= КОРОТКАЯ ЗАДАЧА 1 =
Пожалуйста, укажите только число строк, приведённых после фрагмента, в которых встречается слово «line».

= ФРАГМЕНТ ИСТОЧНИКА =

Только что переданный рассказ входит в цикл рассказов об индийском царе; таких циклов мы в индийской литературе знаем целый ряд, так же как и в других литературах, восточных и западных; около крупных или в том или в другом отношении любопытных исторических личностей, особенно правителей, всегда создавались циклы [легенд], частью несомненно основанных на действительности, и, что необходимо отметить, легенды одного цикла часто с соответствующими времени и месту изменениями приурочиваются к другому циклу. Это понятно: воображение поражается исключительной личностью и хочет ее выделить, но при общей ограниченности человеческого воображения черпает из готового материала, внося лишь те или другие специфические черты. В рассматриваемом нами случае мы имеем между прочими рассказами данного цикла ряд придворных сцен. В центре женолюбивый царь, около него разыгрываются придворные интриги. Основным рассказом является наиболее яркий, вызывающий наибольшие насмешки случай именно с царем: он главная фигура, к нему же применяется и наиболее необыкновенное, оттого случай с мужчиной, дающим себя оседлать женщине, применен к царю.

= КОРОТКАЯ ЗАДАЧА 2 =
Воспроизведите заново весь фрагмент выше о цикле легенд об индийском царе, слово в слово.

= ИСХОДНЫЕ ДАННЫЕ =
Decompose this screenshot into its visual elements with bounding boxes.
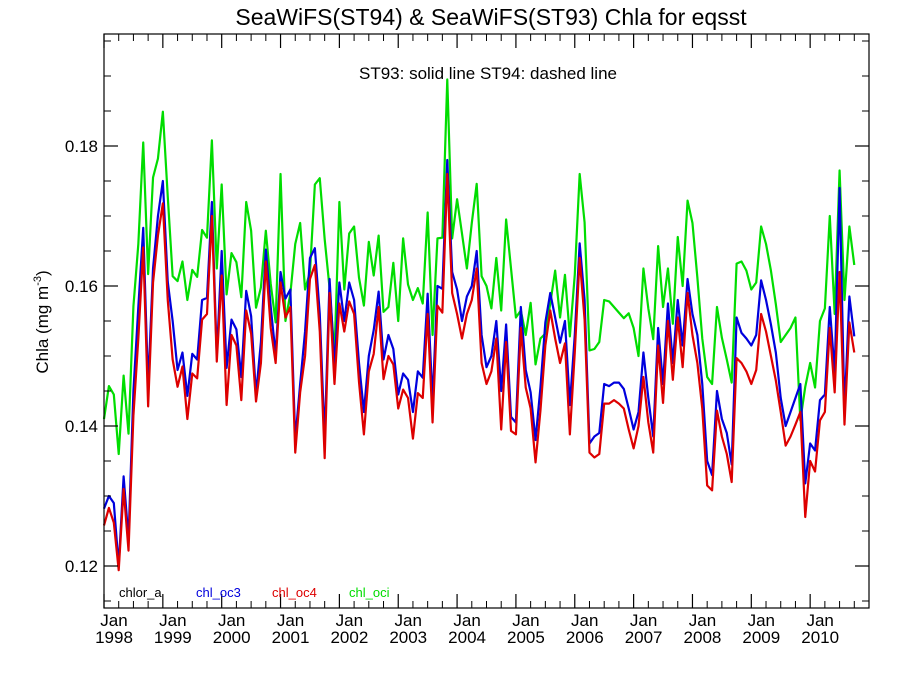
x-tick-year-label: 2001 (272, 628, 310, 647)
y-tick-label: 0.18 (65, 137, 98, 156)
y-tick-label: 0.12 (65, 557, 98, 576)
y-axis-label-close: ) (33, 270, 52, 276)
y-axis-label: Chla (mg m-3) (32, 270, 52, 373)
x-tick-year-label: 2008 (684, 628, 722, 647)
x-tick-month-label: Jan (395, 611, 422, 630)
y-axis-label-exponent: -3 (32, 276, 44, 286)
y-tick-label: 0.14 (65, 417, 98, 436)
legend-entry-chl-oc3: chl_oc3 (196, 585, 241, 600)
series-group (102, 78, 856, 572)
x-tick-year-label: 1998 (95, 628, 133, 647)
x-tick-year-label: 2009 (742, 628, 780, 647)
x-tick-year-label: 2010 (801, 628, 839, 647)
legend: chlor_a chl_oc3 chl_oc4 chl_oci (119, 585, 390, 600)
series-line-chl-oci (102, 78, 856, 456)
axis-ticks: 0.120.140.160.18Jan1998Jan1999Jan2000Jan… (65, 34, 869, 647)
x-tick-month-label: Jan (689, 611, 716, 630)
x-tick-year-label: 2003 (389, 628, 427, 647)
series-line-chl-oc4 (102, 172, 856, 572)
x-tick-year-label: 2000 (213, 628, 251, 647)
legend-entry-chl-oc4: chl_oc4 (272, 585, 317, 600)
x-tick-month-label: Jan (806, 611, 833, 630)
x-tick-month-label: Jan (453, 611, 480, 630)
series-line-chl-oc3 (102, 158, 856, 568)
x-tick-month-label: Jan (512, 611, 539, 630)
chart-title: SeaWiFS(ST94) & SeaWiFS(ST93) Chla for e… (235, 4, 747, 30)
x-tick-month-label: Jan (336, 611, 363, 630)
x-tick-year-label: 2005 (507, 628, 545, 647)
x-tick-year-label: 2002 (330, 628, 368, 647)
x-tick-month-label: Jan (100, 611, 127, 630)
x-tick-month-label: Jan (630, 611, 657, 630)
x-tick-month-label: Jan (748, 611, 775, 630)
x-tick-year-label: 2004 (448, 628, 486, 647)
x-tick-year-label: 2006 (566, 628, 604, 647)
x-tick-year-label: 1999 (154, 628, 192, 647)
x-tick-month-label: Jan (277, 611, 304, 630)
legend-entry-chl-oci: chl_oci (349, 585, 390, 600)
y-axis-label-text: Chla (mg m (33, 286, 52, 374)
x-tick-month-label: Jan (159, 611, 186, 630)
line-style-annotation: ST93: solid line ST94: dashed line (359, 64, 617, 83)
y-tick-label: 0.16 (65, 277, 98, 296)
x-tick-month-label: Jan (571, 611, 598, 630)
x-tick-month-label: Jan (218, 611, 245, 630)
legend-entry-chlor-a: chlor_a (119, 585, 162, 600)
x-tick-year-label: 2007 (625, 628, 663, 647)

= ОТВЕТ 1 =
4

= ОТВЕТ 2 =
Только что переданный рассказ входит в цикл рассказов об индийском царе; таких циклов мы в индийской литературе знаем целый ряд, так же как и в других литературах, восточных и западных; около крупных или в том или в другом отношении любопытных исторических личностей, особенно правителей, всегда создавались циклы [легенд], частью несомненно основанных на действительности, и, что необходимо отметить, легенды одного цикла часто с соответствующими времени и месту изменениями приурочиваются к другому циклу. Это понятно: воображение поражается исключительной личностью и хочет ее выделить, но при общей ограниченности человеческого воображения черпает из готового материала, внося лишь те или другие специфические черты. В рассматриваемом нами случае мы имеем между прочими рассказами данного цикла ряд придворных сцен. В центре женолюбивый царь, около него разыгрываются придворные интриги. Основным рассказом является наиболее яркий, вызывающий наибольшие насмешки случай именно с царем: он главная фигура, к нему же применяется и наиболее необыкновенное, оттого случай с мужчиной, дающим себя оседлать женщине, применен к царю.